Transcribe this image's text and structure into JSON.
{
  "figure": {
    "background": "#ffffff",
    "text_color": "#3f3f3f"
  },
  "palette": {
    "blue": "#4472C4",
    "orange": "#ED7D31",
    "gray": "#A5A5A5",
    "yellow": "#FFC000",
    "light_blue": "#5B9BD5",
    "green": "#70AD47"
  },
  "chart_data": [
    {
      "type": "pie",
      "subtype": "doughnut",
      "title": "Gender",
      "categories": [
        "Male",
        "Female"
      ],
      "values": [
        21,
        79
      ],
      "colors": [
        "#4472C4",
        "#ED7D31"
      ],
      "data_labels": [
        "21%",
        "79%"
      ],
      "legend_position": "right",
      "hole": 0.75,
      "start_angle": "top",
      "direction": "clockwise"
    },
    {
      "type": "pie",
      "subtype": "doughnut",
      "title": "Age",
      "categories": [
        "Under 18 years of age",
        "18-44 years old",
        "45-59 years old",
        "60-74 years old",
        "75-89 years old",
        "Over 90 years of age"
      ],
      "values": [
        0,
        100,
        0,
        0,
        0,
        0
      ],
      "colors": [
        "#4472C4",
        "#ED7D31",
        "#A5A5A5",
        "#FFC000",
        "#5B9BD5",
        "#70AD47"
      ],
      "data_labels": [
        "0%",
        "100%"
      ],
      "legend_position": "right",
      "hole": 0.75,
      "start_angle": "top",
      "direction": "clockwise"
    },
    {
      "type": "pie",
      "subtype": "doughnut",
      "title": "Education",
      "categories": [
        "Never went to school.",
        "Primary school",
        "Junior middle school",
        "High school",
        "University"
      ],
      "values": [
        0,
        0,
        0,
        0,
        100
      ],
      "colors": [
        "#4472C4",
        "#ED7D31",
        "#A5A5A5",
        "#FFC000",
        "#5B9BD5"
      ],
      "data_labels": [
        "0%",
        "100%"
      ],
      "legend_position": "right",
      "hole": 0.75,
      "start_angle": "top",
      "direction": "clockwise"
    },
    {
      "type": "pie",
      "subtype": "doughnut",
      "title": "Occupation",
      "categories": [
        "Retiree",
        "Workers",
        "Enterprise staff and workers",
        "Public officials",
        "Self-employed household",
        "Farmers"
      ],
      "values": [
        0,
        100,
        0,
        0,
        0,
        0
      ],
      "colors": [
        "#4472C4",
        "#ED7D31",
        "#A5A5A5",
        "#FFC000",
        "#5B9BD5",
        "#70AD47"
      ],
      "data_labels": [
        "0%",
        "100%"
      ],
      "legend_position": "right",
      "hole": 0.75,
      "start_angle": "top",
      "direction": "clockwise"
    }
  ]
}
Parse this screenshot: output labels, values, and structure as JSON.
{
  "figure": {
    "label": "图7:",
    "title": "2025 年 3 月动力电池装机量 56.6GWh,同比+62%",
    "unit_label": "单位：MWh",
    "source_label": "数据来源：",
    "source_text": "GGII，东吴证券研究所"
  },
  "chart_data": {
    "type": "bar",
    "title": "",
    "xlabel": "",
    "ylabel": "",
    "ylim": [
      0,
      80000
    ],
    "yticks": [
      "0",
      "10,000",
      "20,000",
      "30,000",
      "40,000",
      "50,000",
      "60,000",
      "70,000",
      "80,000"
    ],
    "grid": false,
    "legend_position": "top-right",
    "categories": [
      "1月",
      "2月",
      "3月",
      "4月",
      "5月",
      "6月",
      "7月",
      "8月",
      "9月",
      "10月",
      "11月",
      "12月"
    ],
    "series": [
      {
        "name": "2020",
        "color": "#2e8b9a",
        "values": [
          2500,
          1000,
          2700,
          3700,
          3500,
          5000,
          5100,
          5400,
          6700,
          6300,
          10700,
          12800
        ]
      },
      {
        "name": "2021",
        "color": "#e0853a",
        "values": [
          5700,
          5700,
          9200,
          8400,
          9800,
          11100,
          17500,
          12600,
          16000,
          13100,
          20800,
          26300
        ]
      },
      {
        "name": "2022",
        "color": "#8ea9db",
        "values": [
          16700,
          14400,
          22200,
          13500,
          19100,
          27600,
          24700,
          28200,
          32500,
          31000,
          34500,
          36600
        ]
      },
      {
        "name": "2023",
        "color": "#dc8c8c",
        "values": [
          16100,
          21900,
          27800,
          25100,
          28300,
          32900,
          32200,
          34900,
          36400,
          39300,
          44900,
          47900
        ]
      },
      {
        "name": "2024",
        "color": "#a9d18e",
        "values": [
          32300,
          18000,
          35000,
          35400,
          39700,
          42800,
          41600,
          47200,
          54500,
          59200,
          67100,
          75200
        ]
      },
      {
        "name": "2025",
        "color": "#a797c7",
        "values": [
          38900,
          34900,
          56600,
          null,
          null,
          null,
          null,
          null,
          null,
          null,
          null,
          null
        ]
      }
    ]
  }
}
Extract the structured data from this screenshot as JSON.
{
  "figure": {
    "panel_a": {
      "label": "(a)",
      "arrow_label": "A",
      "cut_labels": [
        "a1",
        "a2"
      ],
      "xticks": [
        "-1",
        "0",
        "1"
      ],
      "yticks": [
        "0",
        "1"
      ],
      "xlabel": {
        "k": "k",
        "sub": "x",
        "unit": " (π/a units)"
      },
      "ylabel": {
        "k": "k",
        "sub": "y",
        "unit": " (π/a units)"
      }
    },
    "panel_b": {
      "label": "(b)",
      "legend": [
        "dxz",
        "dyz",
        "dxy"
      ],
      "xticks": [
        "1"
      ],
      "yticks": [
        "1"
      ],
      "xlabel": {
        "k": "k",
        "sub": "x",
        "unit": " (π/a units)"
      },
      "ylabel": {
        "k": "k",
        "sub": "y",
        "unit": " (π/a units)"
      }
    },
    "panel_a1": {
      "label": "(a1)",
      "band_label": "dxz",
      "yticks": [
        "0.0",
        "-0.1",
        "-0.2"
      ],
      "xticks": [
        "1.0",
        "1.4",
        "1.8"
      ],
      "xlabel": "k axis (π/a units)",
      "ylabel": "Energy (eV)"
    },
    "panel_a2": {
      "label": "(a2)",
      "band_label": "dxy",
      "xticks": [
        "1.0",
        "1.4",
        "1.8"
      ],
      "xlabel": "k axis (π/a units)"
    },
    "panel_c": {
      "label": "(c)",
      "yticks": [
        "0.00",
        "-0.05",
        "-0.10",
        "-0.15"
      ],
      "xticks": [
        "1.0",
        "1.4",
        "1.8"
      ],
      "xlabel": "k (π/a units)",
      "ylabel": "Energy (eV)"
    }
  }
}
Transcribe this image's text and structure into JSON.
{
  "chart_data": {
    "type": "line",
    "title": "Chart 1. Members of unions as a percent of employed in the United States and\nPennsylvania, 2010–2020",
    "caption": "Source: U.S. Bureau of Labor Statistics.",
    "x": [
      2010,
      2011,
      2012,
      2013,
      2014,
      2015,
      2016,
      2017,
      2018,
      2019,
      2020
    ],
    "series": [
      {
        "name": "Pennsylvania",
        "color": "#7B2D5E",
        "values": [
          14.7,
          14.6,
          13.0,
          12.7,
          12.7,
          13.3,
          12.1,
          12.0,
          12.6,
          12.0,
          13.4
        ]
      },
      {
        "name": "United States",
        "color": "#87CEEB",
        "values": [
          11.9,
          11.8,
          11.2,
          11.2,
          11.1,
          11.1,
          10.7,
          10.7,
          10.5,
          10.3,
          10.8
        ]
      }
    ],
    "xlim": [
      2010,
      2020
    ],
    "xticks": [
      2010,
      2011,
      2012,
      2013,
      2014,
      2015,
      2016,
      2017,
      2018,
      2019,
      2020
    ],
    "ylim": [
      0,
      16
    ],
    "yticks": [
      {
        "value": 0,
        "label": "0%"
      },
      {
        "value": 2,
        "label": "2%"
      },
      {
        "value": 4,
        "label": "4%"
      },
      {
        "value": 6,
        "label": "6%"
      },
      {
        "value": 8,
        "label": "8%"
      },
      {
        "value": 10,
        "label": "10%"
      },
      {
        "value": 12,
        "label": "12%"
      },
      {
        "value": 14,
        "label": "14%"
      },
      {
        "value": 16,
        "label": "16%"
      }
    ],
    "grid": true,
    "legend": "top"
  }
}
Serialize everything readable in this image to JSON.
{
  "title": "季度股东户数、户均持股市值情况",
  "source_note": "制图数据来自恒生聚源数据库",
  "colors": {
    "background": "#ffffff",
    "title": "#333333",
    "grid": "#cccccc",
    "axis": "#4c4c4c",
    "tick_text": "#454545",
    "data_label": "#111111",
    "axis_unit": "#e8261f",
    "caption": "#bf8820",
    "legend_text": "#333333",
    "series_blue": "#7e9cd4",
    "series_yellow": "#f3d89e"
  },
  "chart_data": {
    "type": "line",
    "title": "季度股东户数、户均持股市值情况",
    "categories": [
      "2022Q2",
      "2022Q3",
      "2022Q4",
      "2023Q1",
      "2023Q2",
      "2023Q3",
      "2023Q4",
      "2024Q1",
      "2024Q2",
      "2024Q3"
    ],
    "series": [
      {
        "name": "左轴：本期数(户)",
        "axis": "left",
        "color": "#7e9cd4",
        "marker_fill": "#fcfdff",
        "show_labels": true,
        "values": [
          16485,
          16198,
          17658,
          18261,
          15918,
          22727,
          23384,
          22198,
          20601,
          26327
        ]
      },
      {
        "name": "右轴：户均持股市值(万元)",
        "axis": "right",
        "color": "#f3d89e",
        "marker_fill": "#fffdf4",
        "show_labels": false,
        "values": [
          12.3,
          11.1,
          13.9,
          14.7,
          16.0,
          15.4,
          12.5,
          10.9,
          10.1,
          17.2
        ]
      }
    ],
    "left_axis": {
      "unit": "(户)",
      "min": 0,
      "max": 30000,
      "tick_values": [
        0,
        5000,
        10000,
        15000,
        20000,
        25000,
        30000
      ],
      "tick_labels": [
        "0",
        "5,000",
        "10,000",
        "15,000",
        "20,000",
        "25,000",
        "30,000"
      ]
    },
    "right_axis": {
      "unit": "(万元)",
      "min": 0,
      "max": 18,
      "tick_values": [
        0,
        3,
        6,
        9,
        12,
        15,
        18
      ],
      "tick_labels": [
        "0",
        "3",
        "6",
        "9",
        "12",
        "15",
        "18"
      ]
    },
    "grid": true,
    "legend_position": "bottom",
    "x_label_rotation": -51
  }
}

::::::

Locate all lines in the listing above with the word "this". Copy them.

The completed task:
Transcribe this image's text and structure into JSON.
Parse this screenshot: output labels, values, and structure as JSON.
Extract the structured data from this screenshot as JSON.
Transcribe this image's text and structure into JSON.
Serialize everything readable in this image to JSON.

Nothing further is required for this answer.